* START Information supplied *
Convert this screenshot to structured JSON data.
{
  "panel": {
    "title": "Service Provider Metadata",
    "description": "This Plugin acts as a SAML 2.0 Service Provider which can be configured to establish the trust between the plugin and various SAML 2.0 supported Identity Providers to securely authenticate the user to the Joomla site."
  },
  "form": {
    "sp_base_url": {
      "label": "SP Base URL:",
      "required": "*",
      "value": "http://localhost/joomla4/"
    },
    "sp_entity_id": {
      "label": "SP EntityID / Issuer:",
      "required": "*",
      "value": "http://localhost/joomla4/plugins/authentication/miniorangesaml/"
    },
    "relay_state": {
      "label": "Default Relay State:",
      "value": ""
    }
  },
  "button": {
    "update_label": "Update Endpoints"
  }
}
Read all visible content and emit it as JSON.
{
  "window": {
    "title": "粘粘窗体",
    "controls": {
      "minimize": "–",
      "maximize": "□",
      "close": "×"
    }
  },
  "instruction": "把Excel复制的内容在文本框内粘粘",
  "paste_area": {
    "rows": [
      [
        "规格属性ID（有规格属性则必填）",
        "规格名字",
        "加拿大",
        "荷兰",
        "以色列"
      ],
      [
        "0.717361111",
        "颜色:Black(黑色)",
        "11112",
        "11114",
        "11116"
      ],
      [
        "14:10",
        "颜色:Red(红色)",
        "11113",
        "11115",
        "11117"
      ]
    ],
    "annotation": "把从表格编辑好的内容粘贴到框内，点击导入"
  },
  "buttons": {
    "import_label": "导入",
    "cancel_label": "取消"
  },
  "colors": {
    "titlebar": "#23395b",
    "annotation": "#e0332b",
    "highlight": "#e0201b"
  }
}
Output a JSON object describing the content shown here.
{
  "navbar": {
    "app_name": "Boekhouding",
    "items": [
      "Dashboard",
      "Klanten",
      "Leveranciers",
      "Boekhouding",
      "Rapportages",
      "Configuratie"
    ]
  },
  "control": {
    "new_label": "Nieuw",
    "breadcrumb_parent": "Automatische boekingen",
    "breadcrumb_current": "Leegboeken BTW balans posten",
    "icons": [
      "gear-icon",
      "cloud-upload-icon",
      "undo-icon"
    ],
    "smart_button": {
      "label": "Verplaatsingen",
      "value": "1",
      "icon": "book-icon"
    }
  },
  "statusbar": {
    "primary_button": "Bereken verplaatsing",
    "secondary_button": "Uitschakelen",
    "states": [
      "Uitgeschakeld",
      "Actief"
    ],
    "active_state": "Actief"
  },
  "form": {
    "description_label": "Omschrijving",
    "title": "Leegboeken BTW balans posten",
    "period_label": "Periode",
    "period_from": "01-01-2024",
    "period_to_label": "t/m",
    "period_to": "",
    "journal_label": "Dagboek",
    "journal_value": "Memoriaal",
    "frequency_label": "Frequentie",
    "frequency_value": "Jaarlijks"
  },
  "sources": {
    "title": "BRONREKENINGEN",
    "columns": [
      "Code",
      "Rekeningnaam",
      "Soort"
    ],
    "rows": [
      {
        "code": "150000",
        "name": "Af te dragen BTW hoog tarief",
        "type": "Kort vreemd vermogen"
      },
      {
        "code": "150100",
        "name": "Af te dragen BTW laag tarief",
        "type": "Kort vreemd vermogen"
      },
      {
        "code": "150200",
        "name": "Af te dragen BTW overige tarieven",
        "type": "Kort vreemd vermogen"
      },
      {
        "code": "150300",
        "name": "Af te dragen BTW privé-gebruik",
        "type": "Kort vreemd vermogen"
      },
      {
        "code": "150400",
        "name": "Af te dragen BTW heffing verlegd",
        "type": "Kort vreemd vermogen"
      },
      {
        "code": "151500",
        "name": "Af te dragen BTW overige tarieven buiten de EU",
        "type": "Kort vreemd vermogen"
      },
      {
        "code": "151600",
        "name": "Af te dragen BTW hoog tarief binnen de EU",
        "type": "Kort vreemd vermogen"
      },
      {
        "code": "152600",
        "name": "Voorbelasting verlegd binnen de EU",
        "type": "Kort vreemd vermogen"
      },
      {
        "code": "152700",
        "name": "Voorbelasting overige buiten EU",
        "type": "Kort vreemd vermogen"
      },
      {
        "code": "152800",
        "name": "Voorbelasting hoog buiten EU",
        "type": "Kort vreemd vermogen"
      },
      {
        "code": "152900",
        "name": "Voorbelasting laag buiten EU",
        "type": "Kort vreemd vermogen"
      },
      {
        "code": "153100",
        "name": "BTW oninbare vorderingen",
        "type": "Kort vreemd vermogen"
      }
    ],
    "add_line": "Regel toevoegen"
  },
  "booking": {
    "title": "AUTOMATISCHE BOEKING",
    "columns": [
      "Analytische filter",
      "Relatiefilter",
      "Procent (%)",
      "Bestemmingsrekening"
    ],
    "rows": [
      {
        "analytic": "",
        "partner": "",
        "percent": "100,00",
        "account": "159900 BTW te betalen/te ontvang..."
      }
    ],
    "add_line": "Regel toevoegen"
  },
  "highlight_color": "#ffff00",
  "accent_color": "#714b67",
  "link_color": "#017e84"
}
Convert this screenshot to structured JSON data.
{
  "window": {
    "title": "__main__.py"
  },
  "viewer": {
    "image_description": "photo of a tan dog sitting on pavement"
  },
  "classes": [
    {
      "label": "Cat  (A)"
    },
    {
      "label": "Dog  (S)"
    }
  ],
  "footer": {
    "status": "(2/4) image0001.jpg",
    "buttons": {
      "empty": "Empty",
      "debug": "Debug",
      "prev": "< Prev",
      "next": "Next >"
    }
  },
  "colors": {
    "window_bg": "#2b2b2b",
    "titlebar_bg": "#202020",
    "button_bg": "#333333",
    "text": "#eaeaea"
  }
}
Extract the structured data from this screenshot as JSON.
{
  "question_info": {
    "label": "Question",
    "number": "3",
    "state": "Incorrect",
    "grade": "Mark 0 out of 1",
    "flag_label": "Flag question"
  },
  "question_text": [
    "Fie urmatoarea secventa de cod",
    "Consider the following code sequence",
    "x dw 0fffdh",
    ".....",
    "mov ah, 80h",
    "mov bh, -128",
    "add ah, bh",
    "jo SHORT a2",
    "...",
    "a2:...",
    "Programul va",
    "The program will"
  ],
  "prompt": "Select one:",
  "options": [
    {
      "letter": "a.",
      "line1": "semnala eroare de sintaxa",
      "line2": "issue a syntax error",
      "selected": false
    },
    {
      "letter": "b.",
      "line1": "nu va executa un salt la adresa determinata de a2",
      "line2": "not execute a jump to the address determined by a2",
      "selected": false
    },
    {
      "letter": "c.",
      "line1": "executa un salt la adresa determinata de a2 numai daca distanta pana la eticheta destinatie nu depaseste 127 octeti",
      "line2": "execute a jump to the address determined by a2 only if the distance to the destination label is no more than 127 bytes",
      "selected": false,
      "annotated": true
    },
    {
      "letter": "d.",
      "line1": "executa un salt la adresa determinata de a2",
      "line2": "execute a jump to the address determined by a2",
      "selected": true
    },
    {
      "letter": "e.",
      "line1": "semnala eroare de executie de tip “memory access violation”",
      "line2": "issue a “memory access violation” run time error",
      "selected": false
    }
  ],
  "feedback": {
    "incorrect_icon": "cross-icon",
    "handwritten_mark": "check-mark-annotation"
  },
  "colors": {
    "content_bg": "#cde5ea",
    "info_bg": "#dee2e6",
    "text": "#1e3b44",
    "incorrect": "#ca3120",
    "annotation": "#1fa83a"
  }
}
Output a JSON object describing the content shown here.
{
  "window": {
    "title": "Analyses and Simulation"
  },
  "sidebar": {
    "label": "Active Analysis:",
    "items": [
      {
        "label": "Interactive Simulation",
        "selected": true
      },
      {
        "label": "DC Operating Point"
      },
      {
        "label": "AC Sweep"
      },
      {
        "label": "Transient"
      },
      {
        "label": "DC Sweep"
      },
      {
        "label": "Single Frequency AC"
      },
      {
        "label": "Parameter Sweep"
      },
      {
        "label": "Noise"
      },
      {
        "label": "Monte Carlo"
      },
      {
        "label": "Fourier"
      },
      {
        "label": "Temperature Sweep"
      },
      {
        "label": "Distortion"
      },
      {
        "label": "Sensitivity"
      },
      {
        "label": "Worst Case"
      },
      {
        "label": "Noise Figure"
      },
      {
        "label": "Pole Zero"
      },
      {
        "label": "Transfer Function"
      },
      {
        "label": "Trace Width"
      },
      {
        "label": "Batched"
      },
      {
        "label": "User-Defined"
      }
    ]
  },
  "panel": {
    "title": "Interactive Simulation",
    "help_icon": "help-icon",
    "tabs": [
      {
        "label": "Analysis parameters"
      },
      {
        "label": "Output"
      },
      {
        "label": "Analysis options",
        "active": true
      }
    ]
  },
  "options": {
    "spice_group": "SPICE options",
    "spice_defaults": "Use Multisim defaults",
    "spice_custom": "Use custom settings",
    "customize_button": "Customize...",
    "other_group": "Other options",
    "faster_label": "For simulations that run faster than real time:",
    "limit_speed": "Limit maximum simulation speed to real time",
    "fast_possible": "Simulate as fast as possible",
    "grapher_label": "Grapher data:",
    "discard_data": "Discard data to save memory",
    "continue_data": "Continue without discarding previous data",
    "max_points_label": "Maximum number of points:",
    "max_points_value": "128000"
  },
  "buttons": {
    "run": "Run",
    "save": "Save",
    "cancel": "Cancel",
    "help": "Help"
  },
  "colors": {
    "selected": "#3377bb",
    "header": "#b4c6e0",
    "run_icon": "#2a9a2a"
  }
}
* END Information supplied *
What you need to do: Give the count of lines in the data shown above that contain "salt", and nothing else.

Answer to the exercise: 3